Identify the lines that contain the string "Error" and copy all of them.

■ INPUT MATERIAL
○ ○ ○ ○ ○

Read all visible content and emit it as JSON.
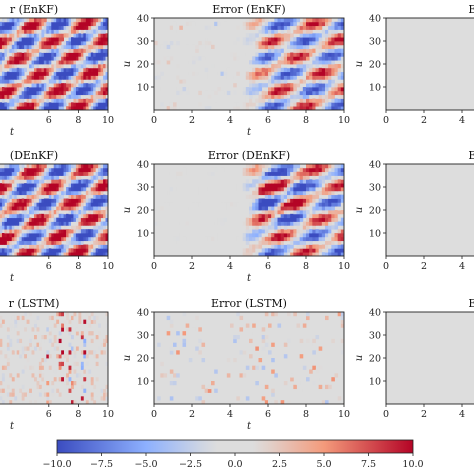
{
  "colors": {
    "neg": "#3b4cc0",
    "mid": "#dddddd",
    "pos": "#b40426"
  },
  "chart_data": {
    "type": "heatmap",
    "colormap": "coolwarm",
    "colorbar": {
      "range": [
        -10.0,
        10.0
      ],
      "tick_labels": [
        "−10.0",
        "−7.5",
        "−5.0",
        "−2.5",
        "0.0",
        "2.5",
        "5.0",
        "7.5",
        "10.0"
      ],
      "tick_values": [
        -10,
        -7.5,
        -5,
        -2.5,
        0,
        2.5,
        5,
        7.5,
        10
      ]
    },
    "x_label": "t",
    "y_label": "u",
    "panels": [
      {
        "row": 0,
        "col": 0,
        "title": "r (EnKF)",
        "x_ticks": [
          "6",
          "8",
          "10"
        ],
        "y_ticks": [],
        "pattern": "dense"
      },
      {
        "row": 0,
        "col": 1,
        "title": "Error (EnKF)",
        "x_ticks": [
          "0",
          "2",
          "4",
          "6",
          "8",
          "10"
        ],
        "y_ticks": [
          "10",
          "20",
          "30",
          "40"
        ],
        "pattern": "late-mid"
      },
      {
        "row": 0,
        "col": 2,
        "title": "Erro",
        "x_ticks": [
          "0",
          "2",
          "4"
        ],
        "y_ticks": [
          "10",
          "20",
          "30",
          "40"
        ],
        "pattern": "blank"
      },
      {
        "row": 1,
        "col": 0,
        "title": "(DEnKF)",
        "x_ticks": [
          "6",
          "8",
          "10"
        ],
        "y_ticks": [],
        "pattern": "dense"
      },
      {
        "row": 1,
        "col": 1,
        "title": "Error (DEnKF)",
        "x_ticks": [
          "0",
          "2",
          "4",
          "6",
          "8",
          "10"
        ],
        "y_ticks": [
          "10",
          "20",
          "30",
          "40"
        ],
        "pattern": "late-strong"
      },
      {
        "row": 1,
        "col": 2,
        "title": "Erro",
        "x_ticks": [
          "0",
          "2",
          "4"
        ],
        "y_ticks": [
          "10",
          "20",
          "30",
          "40"
        ],
        "pattern": "blank"
      },
      {
        "row": 2,
        "col": 0,
        "title": "r (LSTM)",
        "x_ticks": [
          "6",
          "8",
          "10"
        ],
        "y_ticks": [],
        "pattern": "stripes"
      },
      {
        "row": 2,
        "col": 1,
        "title": "Error (LSTM)",
        "x_ticks": [
          "0",
          "2",
          "4",
          "6",
          "8",
          "10"
        ],
        "y_ticks": [
          "10",
          "20",
          "30",
          "40"
        ],
        "pattern": "sparse"
      },
      {
        "row": 2,
        "col": 2,
        "title": "Erro",
        "x_ticks": [
          "0",
          "2",
          "4"
        ],
        "y_ticks": [
          "10",
          "20",
          "30",
          "40"
        ],
        "pattern": "blank"
      }
    ]
  }
}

○ ○ ○ ○ ○

■ ANSWER IN FULL
        "title": "Error (EnKF)",
        "title": "Error (DEnKF)",
        "title": "Error (LSTM)",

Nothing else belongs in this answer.